### DATA

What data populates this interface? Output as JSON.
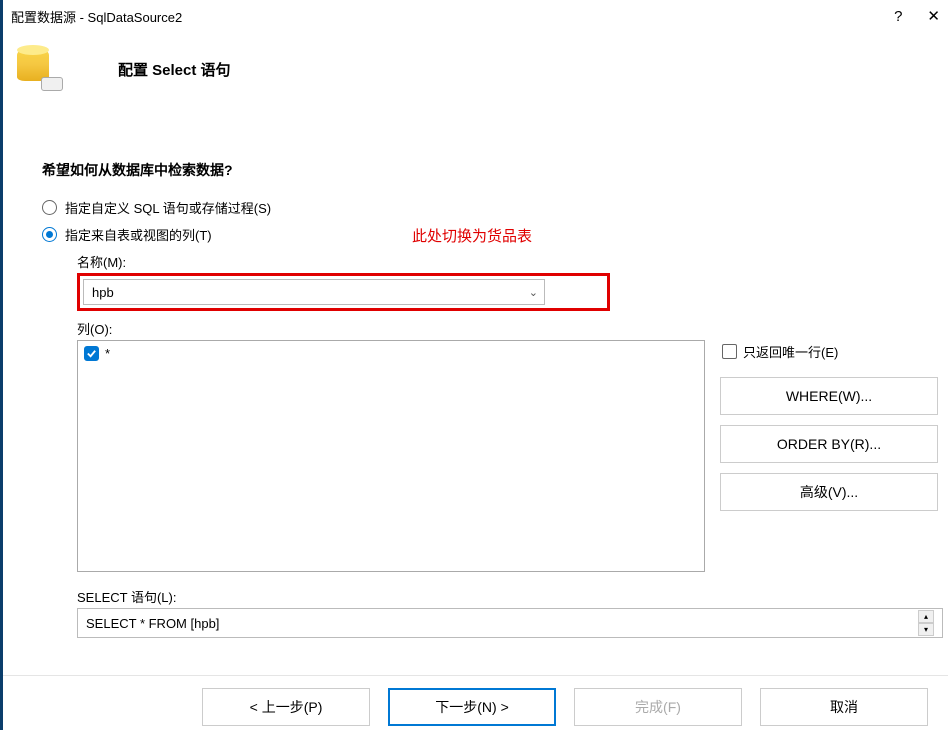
{
  "titlebar": {
    "title": "配置数据源 - SqlDataSource2"
  },
  "header": {
    "title": "配置 Select 语句"
  },
  "question": "希望如何从数据库中检索数据?",
  "radios": {
    "custom_sql": "指定自定义 SQL 语句或存储过程(S)",
    "from_table": "指定来自表或视图的列(T)"
  },
  "annotation": "此处切换为货品表",
  "name_label": "名称(M):",
  "dropdown_value": "hpb",
  "columns_label": "列(O):",
  "column_items": {
    "star": "*"
  },
  "only_one_row": "只返回唯一行(E)",
  "buttons": {
    "where": "WHERE(W)...",
    "orderby": "ORDER BY(R)...",
    "advanced": "高级(V)..."
  },
  "select_label": "SELECT 语句(L):",
  "select_value": "SELECT * FROM [hpb]",
  "footer": {
    "prev": "< 上一步(P)",
    "next": "下一步(N) >",
    "finish": "完成(F)",
    "cancel": "取消"
  }
}
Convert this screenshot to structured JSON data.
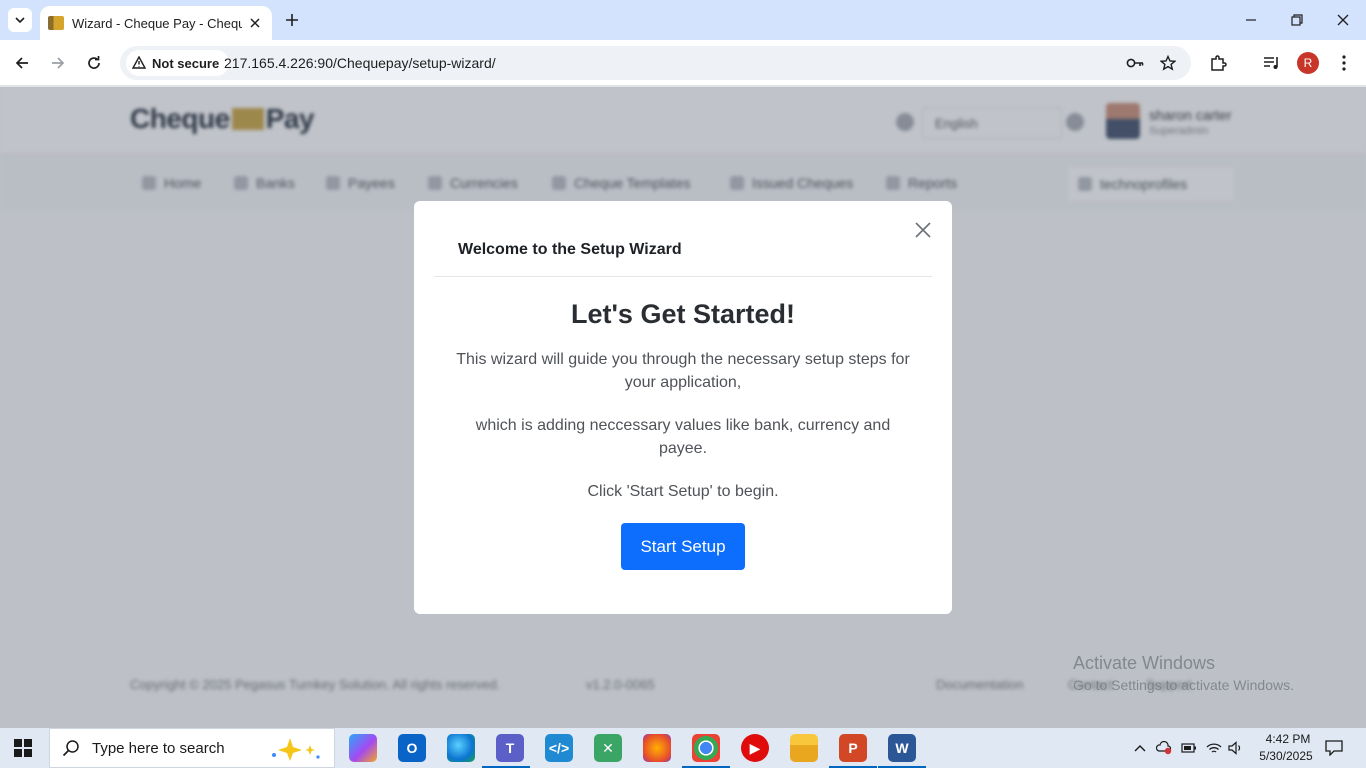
{
  "browser": {
    "tab_title": "Wizard - Cheque Pay - Cheque",
    "security_label": "Not secure",
    "url": "217.165.4.226:90/Chequepay/setup-wizard/",
    "profile_initial": "R"
  },
  "app": {
    "logo_left": "Cheque",
    "logo_right": "Pay",
    "language": "English",
    "user_name": "sharon carter",
    "user_role": "Superadmin",
    "menu": [
      "Home",
      "Banks",
      "Payees",
      "Currencies",
      "Cheque Templates",
      "Issued Cheques",
      "Reports"
    ],
    "menu_user": "technoprofiles",
    "footer_copyright": "Copyright © 2025 Pegasus Turnkey Solution. All rights reserved.",
    "footer_version": "v1.2.0-0065",
    "footer_links": [
      "Documentation",
      "Contact",
      "Support"
    ]
  },
  "modal": {
    "title": "Welcome to the Setup Wizard",
    "heading": "Let's Get Started!",
    "para1": "This wizard will guide you through the necessary setup steps for your application,",
    "para2": "which is adding neccessary values like bank, currency and payee.",
    "para3": "Click 'Start Setup' to begin.",
    "button_label": "Start Setup"
  },
  "watermark": {
    "title": "Activate Windows",
    "subtitle": "Go to Settings to activate Windows."
  },
  "taskbar": {
    "search_placeholder": "Type here to search",
    "time": "4:42 PM",
    "date": "5/30/2025"
  },
  "colors": {
    "primary_button": "#0d6efd",
    "tab_bar": "#d3e3fd",
    "taskbar": "#dfe8f3"
  }
}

######

REQUIRED TASK
Reproduce all entries without any change, and omit the pictures.

EXERCISE RESPONSE
What data populates this interface? Output as JSON.
{
  "titlebar": {
    "title": "配置数据源 - SqlDataSource2"
  },
  "header": {
    "title": "配置 Select 语句"
  },
  "question": "希望如何从数据库中检索数据?",
  "radios": {
    "custom_sql": "指定自定义 SQL 语句或存储过程(S)",
    "from_table": "指定来自表或视图的列(T)"
  },
  "annotation": "此处切换为货品表",
  "name_label": "名称(M):",
  "dropdown_value": "hpb",
  "columns_label": "列(O):",
  "column_items": {
    "star": "*"
  },
  "only_one_row": "只返回唯一行(E)",
  "buttons": {
    "where": "WHERE(W)...",
    "orderby": "ORDER BY(R)...",
    "advanced": "高级(V)..."
  },
  "select_label": "SELECT 语句(L):",
  "select_value": "SELECT * FROM [hpb]",
  "footer": {
    "prev": "< 上一步(P)",
    "next": "下一步(N) >",
    "finish": "完成(F)",
    "cancel": "取消"
  }
}
Convert this screenshot to structured JSON data.
{
  "browser": {
    "tab_title": "Wizard - Cheque Pay - Cheque",
    "security_label": "Not secure",
    "url": "217.165.4.226:90/Chequepay/setup-wizard/",
    "profile_initial": "R"
  },
  "app": {
    "logo_left": "Cheque",
    "logo_right": "Pay",
    "language": "English",
    "user_name": "sharon carter",
    "user_role": "Superadmin",
    "menu": [
      "Home",
      "Banks",
      "Payees",
      "Currencies",
      "Cheque Templates",
      "Issued Cheques",
      "Reports"
    ],
    "menu_user": "technoprofiles",
    "footer_copyright": "Copyright © 2025 Pegasus Turnkey Solution. All rights reserved.",
    "footer_version": "v1.2.0-0065",
    "footer_links": [
      "Documentation",
      "Contact",
      "Support"
    ]
  },
  "modal": {
    "title": "Welcome to the Setup Wizard",
    "heading": "Let's Get Started!",
    "para1": "This wizard will guide you through the necessary setup steps for your application,",
    "para2": "which is adding neccessary values like bank, currency and payee.",
    "para3": "Click 'Start Setup' to begin.",
    "button_label": "Start Setup"
  },
  "watermark": {
    "title": "Activate Windows",
    "subtitle": "Go to Settings to activate Windows."
  },
  "taskbar": {
    "search_placeholder": "Type here to search",
    "time": "4:42 PM",
    "date": "5/30/2025"
  },
  "colors": {
    "primary_button": "#0d6efd",
    "tab_bar": "#d3e3fd",
    "taskbar": "#dfe8f3"
  }
}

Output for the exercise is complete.